— Start RECORDED INFORMATION —

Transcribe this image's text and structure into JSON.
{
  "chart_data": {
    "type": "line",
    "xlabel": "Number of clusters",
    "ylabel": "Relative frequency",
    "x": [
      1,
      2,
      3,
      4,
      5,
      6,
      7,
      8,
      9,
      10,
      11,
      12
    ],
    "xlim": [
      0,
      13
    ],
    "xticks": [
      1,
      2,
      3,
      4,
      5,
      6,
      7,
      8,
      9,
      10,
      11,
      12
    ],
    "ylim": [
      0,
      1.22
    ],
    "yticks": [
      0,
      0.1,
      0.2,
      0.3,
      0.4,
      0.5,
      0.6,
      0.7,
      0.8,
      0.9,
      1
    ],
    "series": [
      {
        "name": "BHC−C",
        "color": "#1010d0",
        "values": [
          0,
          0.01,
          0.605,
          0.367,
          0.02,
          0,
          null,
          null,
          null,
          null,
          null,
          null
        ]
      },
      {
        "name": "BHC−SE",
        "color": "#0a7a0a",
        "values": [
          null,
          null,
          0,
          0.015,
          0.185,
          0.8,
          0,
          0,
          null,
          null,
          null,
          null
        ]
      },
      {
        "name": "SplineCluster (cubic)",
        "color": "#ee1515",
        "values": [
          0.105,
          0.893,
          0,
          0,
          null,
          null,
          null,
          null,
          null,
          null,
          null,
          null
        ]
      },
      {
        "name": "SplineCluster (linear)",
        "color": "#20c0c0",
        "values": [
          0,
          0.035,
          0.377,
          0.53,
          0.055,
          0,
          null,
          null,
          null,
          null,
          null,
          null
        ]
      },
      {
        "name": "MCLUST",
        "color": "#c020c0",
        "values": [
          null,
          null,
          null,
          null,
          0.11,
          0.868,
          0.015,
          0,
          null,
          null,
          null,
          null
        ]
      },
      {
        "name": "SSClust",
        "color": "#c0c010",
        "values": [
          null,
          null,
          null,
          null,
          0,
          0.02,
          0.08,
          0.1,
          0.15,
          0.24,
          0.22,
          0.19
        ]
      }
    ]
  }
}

— End RECORDED INFORMATION —

*TASK*
Print the material verbatim, all of it.

*COMPLETED TASK*
Transcribe this image's text and structure into JSON.
{
  "chart_data": {
    "type": "line",
    "xlabel": "Number of clusters",
    "ylabel": "Relative frequency",
    "x": [
      1,
      2,
      3,
      4,
      5,
      6,
      7,
      8,
      9,
      10,
      11,
      12
    ],
    "xlim": [
      0,
      13
    ],
    "xticks": [
      1,
      2,
      3,
      4,
      5,
      6,
      7,
      8,
      9,
      10,
      11,
      12
    ],
    "ylim": [
      0,
      1.22
    ],
    "yticks": [
      0,
      0.1,
      0.2,
      0.3,
      0.4,
      0.5,
      0.6,
      0.7,
      0.8,
      0.9,
      1
    ],
    "series": [
      {
        "name": "BHC−C",
        "color": "#1010d0",
        "values": [
          0,
          0.01,
          0.605,
          0.367,
          0.02,
          0,
          null,
          null,
          null,
          null,
          null,
          null
        ]
      },
      {
        "name": "BHC−SE",
        "color": "#0a7a0a",
        "values": [
          null,
          null,
          0,
          0.015,
          0.185,
          0.8,
          0,
          0,
          null,
          null,
          null,
          null
        ]
      },
      {
        "name": "SplineCluster (cubic)",
        "color": "#ee1515",
        "values": [
          0.105,
          0.893,
          0,
          0,
          null,
          null,
          null,
          null,
          null,
          null,
          null,
          null
        ]
      },
      {
        "name": "SplineCluster (linear)",
        "color": "#20c0c0",
        "values": [
          0,
          0.035,
          0.377,
          0.53,
          0.055,
          0,
          null,
          null,
          null,
          null,
          null,
          null
        ]
      },
      {
        "name": "MCLUST",
        "color": "#c020c0",
        "values": [
          null,
          null,
          null,
          null,
          0.11,
          0.868,
          0.015,
          0,
          null,
          null,
          null,
          null
        ]
      },
      {
        "name": "SSClust",
        "color": "#c0c010",
        "values": [
          null,
          null,
          null,
          null,
          0,
          0.02,
          0.08,
          0.1,
          0.15,
          0.24,
          0.22,
          0.19
        ]
      }
    ]
  }
}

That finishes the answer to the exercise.